* _Dataset content_

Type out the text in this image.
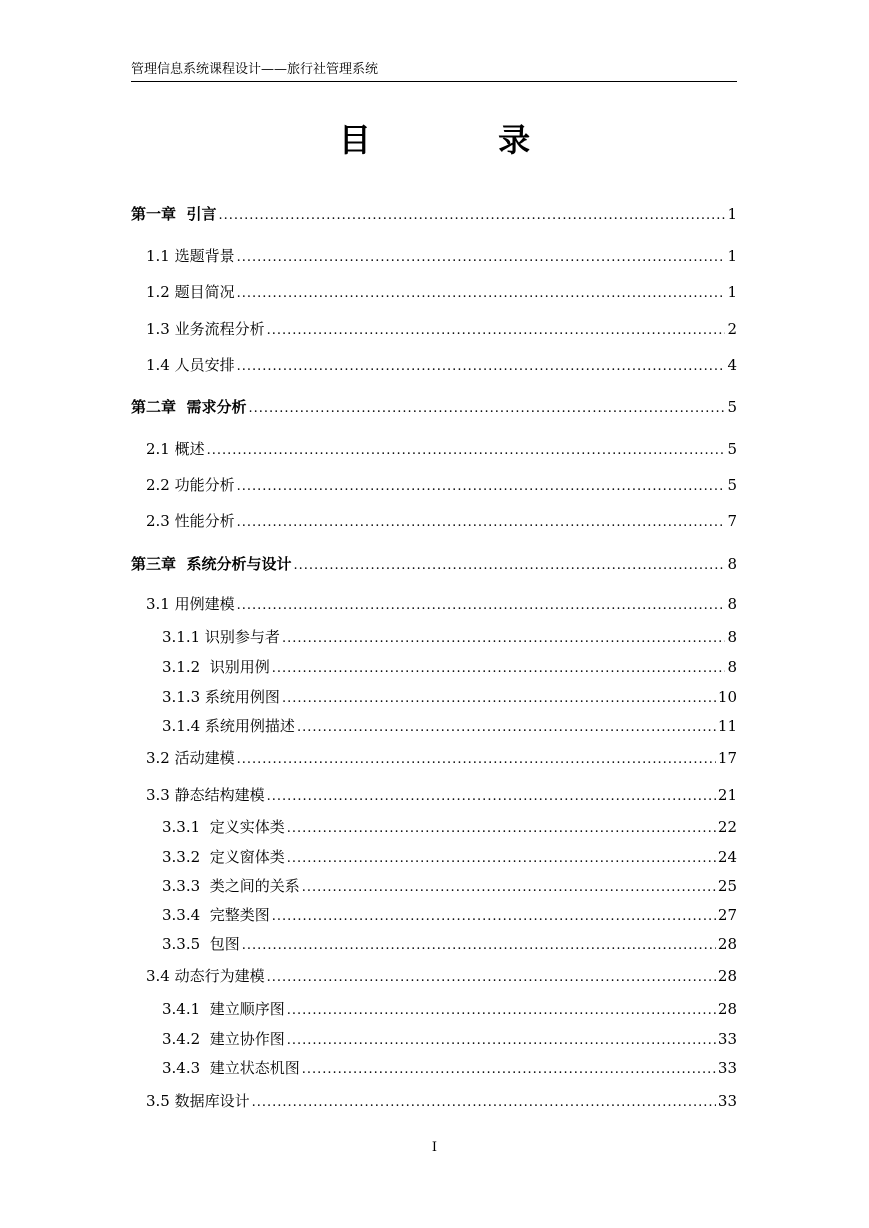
管理信息系统课程设计——旅行社管理系统
目 录
第一章  引言 .....	1
1.1 选题背景 .....	1
1.2 题目简况 .....	1
1.3 业务流程分析 .....	2
1.4 人员安排 .....	4
第二章  需求分析 .....	5
2.1 概述 .....	5
2.2 功能分析 .....	5
2.3 性能分析 .....	7
第三章  系统分析与设计 .....	8
3.1 用例建模 .....	8
3.1.1 识别参与者 .....	8
3.1.2  识别用例 .....	8
3.1.3 系统用例图 .....	10
3.1.4 系统用例描述 .....	11
3.2 活动建模 .....	17
3.3 静态结构建模 .....	21
3.3.1  定义实体类 .....	22
3.3.2  定义窗体类 .....	24
3.3.3  类之间的关系 .....	25
3.3.4  完整类图 .....	27
3.3.5  包图 .....	28
3.4 动态行为建模 .....	28
3.4.1  建立顺序图 .....	28
3.4.2  建立协作图 .....	33
3.4.3  建立状态机图 .....	33
3.5 数据库设计 .....	33
I
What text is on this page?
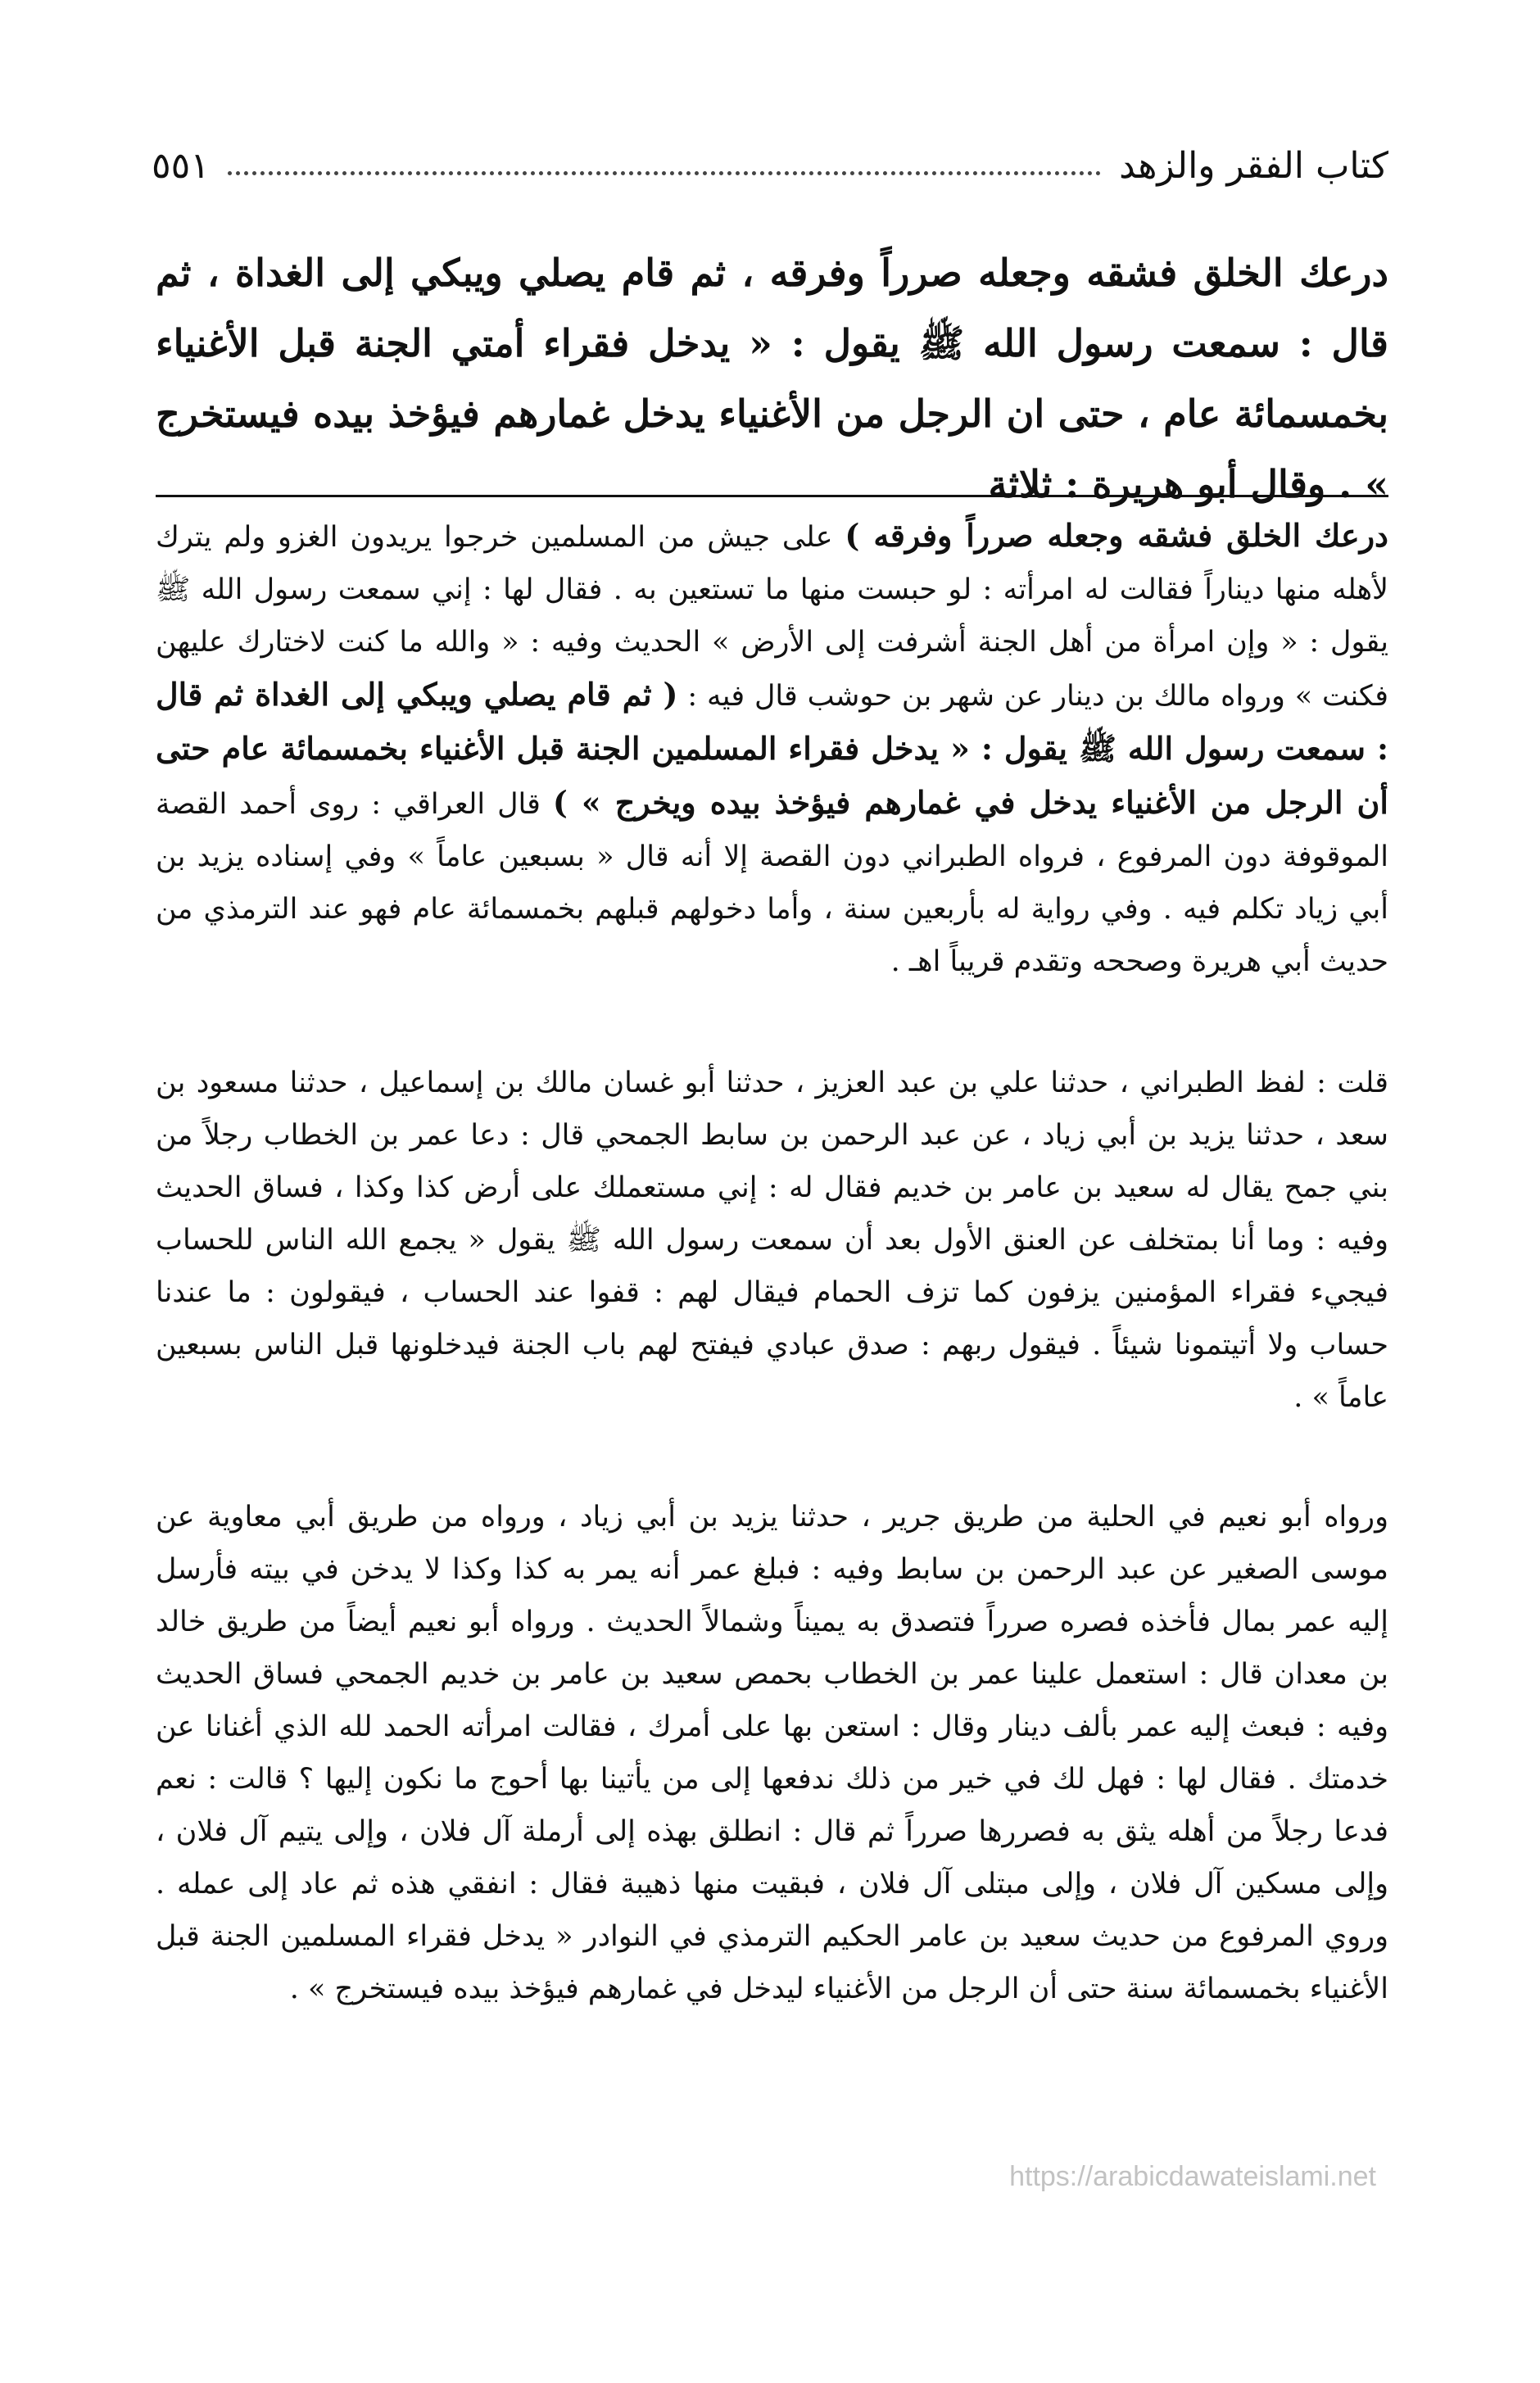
كتاب الفقر والزهد
٥٥١
درعك الخلق فشقه وجعله صرراً وفرقه ، ثم قام يصلي ويبكي إلى الغداة ، ثم قال : سمعت رسول الله ﷺ يقول : « يدخل فقراء أمتي الجنة قبل الأغنياء بخمسمائة عام ، حتى ان الرجل من الأغنياء يدخل غمارهم فيؤخذ بيده فيستخرج » . وقال أبو هريرة : ثلاثة
درعك الخلق فشقه وجعله صرراً وفرقه ) على جيش من المسلمين خرجوا يريدون الغزو ولم يترك لأهله منها ديناراً فقالت له امرأته : لو حبست منها ما تستعين به . فقال لها : إني سمعت رسول الله ﷺ يقول : « وإن امرأة من أهل الجنة أشرفت إلى الأرض » الحديث وفيه : « والله ما كنت لاختارك عليهن فكنت » ورواه مالك بن دينار عن شهر بن حوشب قال فيه : ( ثم قام يصلي ويبكي إلى الغداة ثم قال : سمعت رسول الله ﷺ يقول : « يدخل فقراء المسلمين الجنة قبل الأغنياء بخمسمائة عام حتى أن الرجل من الأغنياء يدخل في غمارهم فيؤخذ بيده ويخرج » ) قال العراقي : روى أحمد القصة الموقوفة دون المرفوع ، فرواه الطبراني دون القصة إلا أنه قال « بسبعين عاماً » وفي إسناده يزيد بن أبي زياد تكلم فيه . وفي رواية له بأربعين سنة ، وأما دخولهم قبلهم بخمسمائة عام فهو عند الترمذي من حديث أبي هريرة وصححه وتقدم قريباً اهـ .
قلت : لفظ الطبراني ، حدثنا علي بن عبد العزيز ، حدثنا أبو غسان مالك بن إسماعيل ، حدثنا مسعود بن سعد ، حدثنا يزيد بن أبي زياد ، عن عبد الرحمن بن سابط الجمحي قال : دعا عمر بن الخطاب رجلاً من بني جمح يقال له سعيد بن عامر بن خديم فقال له : إني مستعملك على أرض كذا وكذا ، فساق الحديث وفيه : وما أنا بمتخلف عن العنق الأول بعد أن سمعت رسول الله ﷺ يقول « يجمع الله الناس للحساب فيجيء فقراء المؤمنين يزفون كما تزف الحمام فيقال لهم : قفوا عند الحساب ، فيقولون : ما عندنا حساب ولا أتيتمونا شيئاً . فيقول ربهم : صدق عبادي فيفتح لهم باب الجنة فيدخلونها قبل الناس بسبعين عاماً » .
ورواه أبو نعيم في الحلية من طريق جرير ، حدثنا يزيد بن أبي زياد ، ورواه من طريق أبي معاوية عن موسى الصغير عن عبد الرحمن بن سابط وفيه : فبلغ عمر أنه يمر به كذا وكذا لا يدخن في بيته فأرسل إليه عمر بمال فأخذه فصره صرراً فتصدق به يميناً وشمالاً الحديث . ورواه أبو نعيم أيضاً من طريق خالد بن معدان قال : استعمل علينا عمر بن الخطاب بحمص سعيد بن عامر بن خديم الجمحي فساق الحديث وفيه : فبعث إليه عمر بألف دينار وقال : استعن بها على أمرك ، فقالت امرأته الحمد لله الذي أغنانا عن خدمتك . فقال لها : فهل لك في خير من ذلك ندفعها إلى من يأتينا بها أحوج ما نكون إليها ؟ قالت : نعم فدعا رجلاً من أهله يثق به فصررها صرراً ثم قال : انطلق بهذه إلى أرملة آل فلان ، وإلى يتيم آل فلان ، وإلى مسكين آل فلان ، وإلى مبتلى آل فلان ، فبقيت منها ذهيبة فقال : انفقي هذه ثم عاد إلى عمله . وروي المرفوع من حديث سعيد بن عامر الحكيم الترمذي في النوادر « يدخل فقراء المسلمين الجنة قبل الأغنياء بخمسمائة سنة حتى أن الرجل من الأغنياء ليدخل في غمارهم فيؤخذ بيده فيستخرج » .
https://arabicdawateislami.net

* _Given request_
Please write out all the data again word for word, but not the pictures.

* _Reply to the task_
Type out the text in this image.
管理信息系统课程设计——旅行社管理系统
目 录
第一章  引言 .....	1
1.1 选题背景 .....	1
1.2 题目简况 .....	1
1.3 业务流程分析 .....	2
1.4 人员安排 .....	4
第二章  需求分析 .....	5
2.1 概述 .....	5
2.2 功能分析 .....	5
2.3 性能分析 .....	7
第三章  系统分析与设计 .....	8
3.1 用例建模 .....	8
3.1.1 识别参与者 .....	8
3.1.2  识别用例 .....	8
3.1.3 系统用例图 .....	10
3.1.4 系统用例描述 .....	11
3.2 活动建模 .....	17
3.3 静态结构建模 .....	21
3.3.1  定义实体类 .....	22
3.3.2  定义窗体类 .....	24
3.3.3  类之间的关系 .....	25
3.3.4  完整类图 .....	27
3.3.5  包图 .....	28
3.4 动态行为建模 .....	28
3.4.1  建立顺序图 .....	28
3.4.2  建立协作图 .....	33
3.4.3  建立状态机图 .....	33
3.5 数据库设计 .....	33
I
What text is on this page?
كتاب الفقر والزهد
٥٥١
درعك الخلق فشقه وجعله صرراً وفرقه ، ثم قام يصلي ويبكي إلى الغداة ، ثم قال : سمعت رسول الله ﷺ يقول : « يدخل فقراء أمتي الجنة قبل الأغنياء بخمسمائة عام ، حتى ان الرجل من الأغنياء يدخل غمارهم فيؤخذ بيده فيستخرج » . وقال أبو هريرة : ثلاثة
درعك الخلق فشقه وجعله صرراً وفرقه ) على جيش من المسلمين خرجوا يريدون الغزو ولم يترك لأهله منها ديناراً فقالت له امرأته : لو حبست منها ما تستعين به . فقال لها : إني سمعت رسول الله ﷺ يقول : « وإن امرأة من أهل الجنة أشرفت إلى الأرض » الحديث وفيه : « والله ما كنت لاختارك عليهن فكنت » ورواه مالك بن دينار عن شهر بن حوشب قال فيه : ( ثم قام يصلي ويبكي إلى الغداة ثم قال : سمعت رسول الله ﷺ يقول : « يدخل فقراء المسلمين الجنة قبل الأغنياء بخمسمائة عام حتى أن الرجل من الأغنياء يدخل في غمارهم فيؤخذ بيده ويخرج » ) قال العراقي : روى أحمد القصة الموقوفة دون المرفوع ، فرواه الطبراني دون القصة إلا أنه قال « بسبعين عاماً » وفي إسناده يزيد بن أبي زياد تكلم فيه . وفي رواية له بأربعين سنة ، وأما دخولهم قبلهم بخمسمائة عام فهو عند الترمذي من حديث أبي هريرة وصححه وتقدم قريباً اهـ .
قلت : لفظ الطبراني ، حدثنا علي بن عبد العزيز ، حدثنا أبو غسان مالك بن إسماعيل ، حدثنا مسعود بن سعد ، حدثنا يزيد بن أبي زياد ، عن عبد الرحمن بن سابط الجمحي قال : دعا عمر بن الخطاب رجلاً من بني جمح يقال له سعيد بن عامر بن خديم فقال له : إني مستعملك على أرض كذا وكذا ، فساق الحديث وفيه : وما أنا بمتخلف عن العنق الأول بعد أن سمعت رسول الله ﷺ يقول « يجمع الله الناس للحساب فيجيء فقراء المؤمنين يزفون كما تزف الحمام فيقال لهم : قفوا عند الحساب ، فيقولون : ما عندنا حساب ولا أتيتمونا شيئاً . فيقول ربهم : صدق عبادي فيفتح لهم باب الجنة فيدخلونها قبل الناس بسبعين عاماً » .
ورواه أبو نعيم في الحلية من طريق جرير ، حدثنا يزيد بن أبي زياد ، ورواه من طريق أبي معاوية عن موسى الصغير عن عبد الرحمن بن سابط وفيه : فبلغ عمر أنه يمر به كذا وكذا لا يدخن في بيته فأرسل إليه عمر بمال فأخذه فصره صرراً فتصدق به يميناً وشمالاً الحديث . ورواه أبو نعيم أيضاً من طريق خالد بن معدان قال : استعمل علينا عمر بن الخطاب بحمص سعيد بن عامر بن خديم الجمحي فساق الحديث وفيه : فبعث إليه عمر بألف دينار وقال : استعن بها على أمرك ، فقالت امرأته الحمد لله الذي أغنانا عن خدمتك . فقال لها : فهل لك في خير من ذلك ندفعها إلى من يأتينا بها أحوج ما نكون إليها ؟ قالت : نعم فدعا رجلاً من أهله يثق به فصررها صرراً ثم قال : انطلق بهذه إلى أرملة آل فلان ، وإلى يتيم آل فلان ، وإلى مسكين آل فلان ، وإلى مبتلى آل فلان ، فبقيت منها ذهيبة فقال : انفقي هذه ثم عاد إلى عمله . وروي المرفوع من حديث سعيد بن عامر الحكيم الترمذي في النوادر « يدخل فقراء المسلمين الجنة قبل الأغنياء بخمسمائة سنة حتى أن الرجل من الأغنياء ليدخل في غمارهم فيؤخذ بيده فيستخرج » .
https://arabicdawateislami.net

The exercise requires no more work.